▶ _Passage provided_:
# catfish?



## utahgolf (Sep 8, 2007)

whats somethin real easy for these things? I don't eat/cook fish at all but my buddies been watching glenn and mitchell on swamp people and wants to go catch and cook up some catfish and get in touch with his inner *******. I'm a little leary about utah lake fish but any recipes would be much appreciated. I've had catfish cooked for me and its delicious but I have ULP. "utah lake Phobia"


----------



## sawsman (Sep 13, 2007)

I like catfish. Keep it simple. I cut the fillets into strips or fingers that are at least 3/4" thick and a few inches long and then fry 'em up.

Here is a little info from the notorious Tubedude..



> It is not recommended that you use a batter on catfish. They take a lot of cooking and the batter will be overdone before the fish flesh is completely cooked.
> It is better to shake water-moist fish pieces in a dry coating. Try a 50/50 mix of Bisquick and yellow corn meal, with some salt and spices added to taste. Put the dry mix in a plastic bag and just add a few pieces at a time. Shake until evenly coated.
> READY FOR FRYER
> Coat enough pieces to do a batch and put them on a plate or bowl next to the fryer.
> ...


Bon appetit!


----------



## StillAboveGround (Aug 20, 2011)

2 southern style methods... (And you know them Suth'n boys know catfish)

Both very simple...

1. salt, pepper, cornmeal (no flour, not milk, no beer batter, no nothin' else) & fry'em...
You need to decide if you like your fish crispier or softer... cut pieces smaller if you like crispier plus more outside edges...

2. Canjun style, coat catfish pieces in nothing but yellow mustard and fry...

For both methods, Peanut oil will be the most authentic, corn oil second choice, but will be good with any oil you have if fresh.


----------



## Bears Butt (Sep 12, 2007)

Just check in this part of the forum, there are loads of fish recipes...all sorts of coatings and directions. Catfish from Utah lake are Perfect in every way. They don't have anything that any other catfish has from anywhere else in the USA.

Soak your fillets in milk overnight if you have any doubt and then use one of the mentioned methods of cooking.

Enjoy!


----------



## Clarq (Jul 21, 2011)

▶ _Objective a_: Copy the entries word for word, from their first line through the line containing "lst-path-point: [569, 371, 575, 377]", both lines included.

▶ _Provided material_:
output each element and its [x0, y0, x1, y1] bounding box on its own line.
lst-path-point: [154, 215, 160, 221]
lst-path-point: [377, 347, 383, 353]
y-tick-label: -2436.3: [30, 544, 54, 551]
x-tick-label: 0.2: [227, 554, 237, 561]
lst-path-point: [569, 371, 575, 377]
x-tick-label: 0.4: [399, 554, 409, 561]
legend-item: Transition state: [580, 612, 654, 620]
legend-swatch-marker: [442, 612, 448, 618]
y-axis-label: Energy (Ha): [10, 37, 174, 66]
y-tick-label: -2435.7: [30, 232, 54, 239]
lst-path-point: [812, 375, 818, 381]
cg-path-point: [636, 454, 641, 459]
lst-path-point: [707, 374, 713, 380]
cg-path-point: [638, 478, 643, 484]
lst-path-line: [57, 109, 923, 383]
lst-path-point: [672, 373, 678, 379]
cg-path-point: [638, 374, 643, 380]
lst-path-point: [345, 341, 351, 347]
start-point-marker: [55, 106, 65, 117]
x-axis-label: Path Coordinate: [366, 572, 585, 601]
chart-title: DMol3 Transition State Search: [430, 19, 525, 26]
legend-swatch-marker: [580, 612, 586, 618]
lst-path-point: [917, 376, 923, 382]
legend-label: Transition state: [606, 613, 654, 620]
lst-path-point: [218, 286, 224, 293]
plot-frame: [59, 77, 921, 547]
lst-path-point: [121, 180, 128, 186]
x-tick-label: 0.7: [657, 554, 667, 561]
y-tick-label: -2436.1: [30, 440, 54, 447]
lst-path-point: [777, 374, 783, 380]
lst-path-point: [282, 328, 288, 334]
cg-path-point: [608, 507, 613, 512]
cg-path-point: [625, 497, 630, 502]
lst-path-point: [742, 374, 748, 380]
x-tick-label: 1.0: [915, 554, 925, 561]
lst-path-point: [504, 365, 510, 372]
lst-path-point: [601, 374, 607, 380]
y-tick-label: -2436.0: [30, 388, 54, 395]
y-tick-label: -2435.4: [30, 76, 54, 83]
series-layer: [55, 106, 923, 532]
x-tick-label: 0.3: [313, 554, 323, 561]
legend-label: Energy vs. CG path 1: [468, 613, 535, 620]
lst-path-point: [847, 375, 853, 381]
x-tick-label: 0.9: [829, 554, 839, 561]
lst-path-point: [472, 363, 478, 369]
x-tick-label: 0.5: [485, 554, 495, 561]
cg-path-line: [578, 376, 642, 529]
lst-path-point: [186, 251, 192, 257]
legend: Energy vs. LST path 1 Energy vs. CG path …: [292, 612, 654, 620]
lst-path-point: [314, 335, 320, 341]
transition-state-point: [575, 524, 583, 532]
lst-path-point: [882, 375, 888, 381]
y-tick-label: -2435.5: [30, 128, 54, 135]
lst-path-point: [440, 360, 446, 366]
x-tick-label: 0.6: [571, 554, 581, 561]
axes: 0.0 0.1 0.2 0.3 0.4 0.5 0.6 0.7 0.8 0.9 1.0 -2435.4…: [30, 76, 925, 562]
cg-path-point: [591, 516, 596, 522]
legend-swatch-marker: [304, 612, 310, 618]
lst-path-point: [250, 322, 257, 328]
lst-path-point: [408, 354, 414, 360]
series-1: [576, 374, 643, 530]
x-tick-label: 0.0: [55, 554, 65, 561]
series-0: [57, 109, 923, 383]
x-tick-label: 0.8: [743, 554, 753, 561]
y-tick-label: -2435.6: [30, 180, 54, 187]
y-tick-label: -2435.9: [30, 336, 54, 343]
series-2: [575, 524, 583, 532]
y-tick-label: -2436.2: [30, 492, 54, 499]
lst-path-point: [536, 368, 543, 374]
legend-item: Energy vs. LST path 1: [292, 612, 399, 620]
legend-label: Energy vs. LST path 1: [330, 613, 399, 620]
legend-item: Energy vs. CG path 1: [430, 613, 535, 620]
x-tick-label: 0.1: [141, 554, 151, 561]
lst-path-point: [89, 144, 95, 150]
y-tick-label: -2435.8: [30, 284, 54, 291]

▶ _Objective b_: In the catfish forum thread, which oil is named as the most authentic for frying?

▶ _Complete response a_:
output each element and its [x0, y0, x1, y1] bounding box on its own line.
lst-path-point: [154, 215, 160, 221]
lst-path-point: [377, 347, 383, 353]
y-tick-label: -2436.3: [30, 544, 54, 551]
x-tick-label: 0.2: [227, 554, 237, 561]
lst-path-point: [569, 371, 575, 377]

▶ _Complete response b_: Peanut oil.